** Dataset rows **
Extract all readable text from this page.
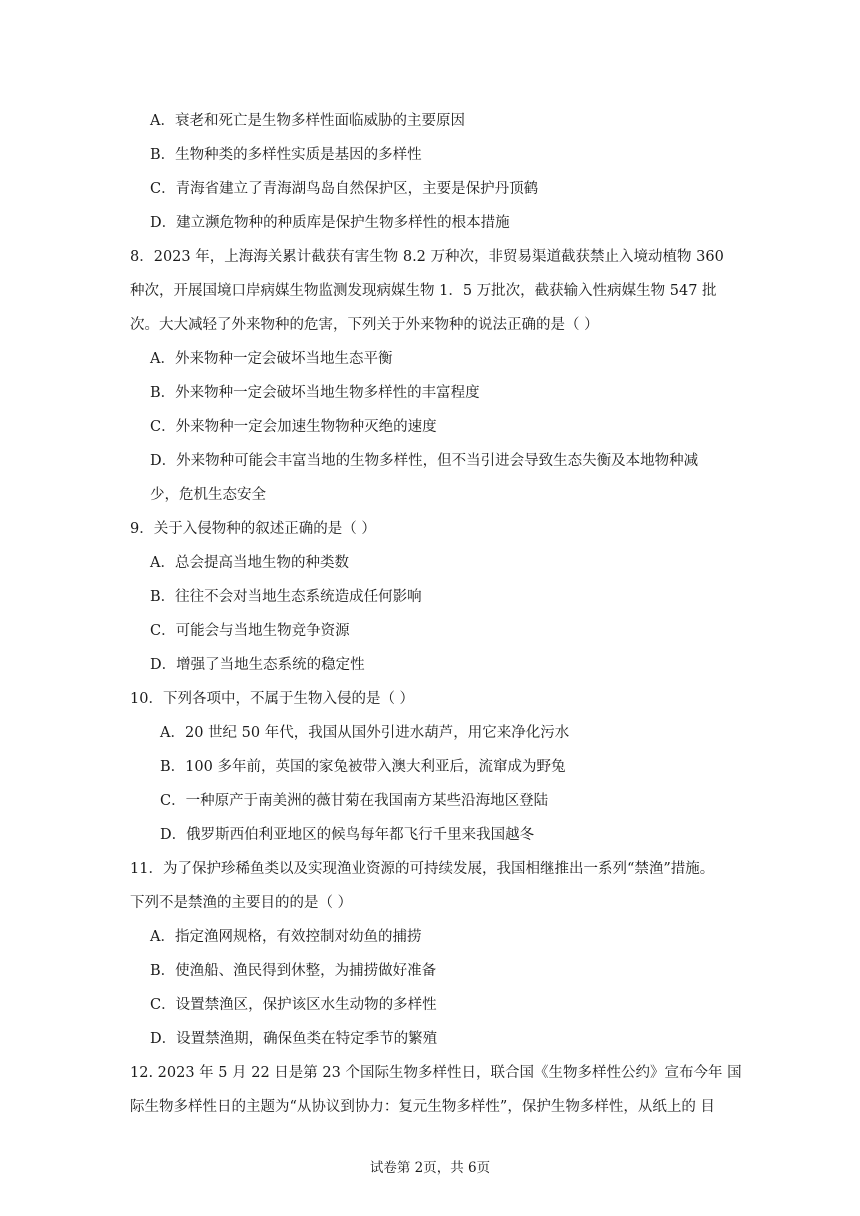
A．衰老和死亡是生物多样性面临威胁的主要原因
B．生物种类的多样性实质是基因的多样性
C．青海省建立了青海湖鸟岛自然保护区，主要是保护丹顶鹤
D．建立濒危物种的种质库是保护生物多样性的根本措施
8．2023 年，上海海关累计截获有害生物 8.2 万种次，非贸易渠道截获禁止入境动植物 360
种次，开展国境口岸病媒生物监测发现病媒生物 1．5 万批次，截获输入性病媒生物 547 批
次。大大减轻了外来物种的危害，下列关于外来物种的说法正确的是（ ）
A．外来物种一定会破坏当地生态平衡
B．外来物种一定会破坏当地生物多样性的丰富程度
C．外来物种一定会加速生物物种灭绝的速度
D．外来物种可能会丰富当地的生物多样性，但不当引进会导致生态失衡及本地物种减
少，危机生态安全
9．关于入侵物种的叙述正确的是（ ）
A．总会提高当地生物的种类数
B．往往不会对当地生态系统造成任何影响
C．可能会与当地生物竞争资源
D．增强了当地生态系统的稳定性
10．下列各项中，不属于生物入侵的是（ ）
A．20 世纪 50 年代，我国从国外引进水葫芦，用它来净化污水
B．100 多年前，英国的家兔被带入澳大利亚后，流窜成为野兔
C．一种原产于南美洲的薇甘菊在我国南方某些沿海地区登陆
D．俄罗斯西伯利亚地区的候鸟每年都飞行千里来我国越冬
11．为了保护珍稀鱼类以及实现渔业资源的可持续发展，我国相继推出一系列“禁渔”措施。
下列不是禁渔的主要目的的是（ ）
A．指定渔网规格，有效控制对幼鱼的捕捞
B．使渔船、渔民得到休整，为捕捞做好准备
C．设置禁渔区，保护该区水生动物的多样性
D．设置禁渔期，确保鱼类在特定季节的繁殖
12. 2023 年 5 月 22 日是第 23 个国际生物多样性日，联合国《生物多样性公约》宣布今年 国
际生物多样性日的主题为“从协议到协力：复元生物多样性”，保护生物多样性，从纸上的 目
试卷第 2页，共 6页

** Written problem **
Quote each entry above verbatim and drop the pictures.

** Written answer **
Extract all readable text from this page.
A．衰老和死亡是生物多样性面临威胁的主要原因
B．生物种类的多样性实质是基因的多样性
C．青海省建立了青海湖鸟岛自然保护区，主要是保护丹顶鹤
D．建立濒危物种的种质库是保护生物多样性的根本措施
8．2023 年，上海海关累计截获有害生物 8.2 万种次，非贸易渠道截获禁止入境动植物 360
种次，开展国境口岸病媒生物监测发现病媒生物 1．5 万批次，截获输入性病媒生物 547 批
次。大大减轻了外来物种的危害，下列关于外来物种的说法正确的是（ ）
A．外来物种一定会破坏当地生态平衡
B．外来物种一定会破坏当地生物多样性的丰富程度
C．外来物种一定会加速生物物种灭绝的速度
D．外来物种可能会丰富当地的生物多样性，但不当引进会导致生态失衡及本地物种减
少，危机生态安全
9．关于入侵物种的叙述正确的是（ ）
A．总会提高当地生物的种类数
B．往往不会对当地生态系统造成任何影响
C．可能会与当地生物竞争资源
D．增强了当地生态系统的稳定性
10．下列各项中，不属于生物入侵的是（ ）
A．20 世纪 50 年代，我国从国外引进水葫芦，用它来净化污水
B．100 多年前，英国的家兔被带入澳大利亚后，流窜成为野兔
C．一种原产于南美洲的薇甘菊在我国南方某些沿海地区登陆
D．俄罗斯西伯利亚地区的候鸟每年都飞行千里来我国越冬
11．为了保护珍稀鱼类以及实现渔业资源的可持续发展，我国相继推出一系列“禁渔”措施。
下列不是禁渔的主要目的的是（ ）
A．指定渔网规格，有效控制对幼鱼的捕捞
B．使渔船、渔民得到休整，为捕捞做好准备
C．设置禁渔区，保护该区水生动物的多样性
D．设置禁渔期，确保鱼类在特定季节的繁殖
12. 2023 年 5 月 22 日是第 23 个国际生物多样性日，联合国《生物多样性公约》宣布今年 国
际生物多样性日的主题为“从协议到协力：复元生物多样性”，保护生物多样性，从纸上的 目
试卷第 2页，共 6页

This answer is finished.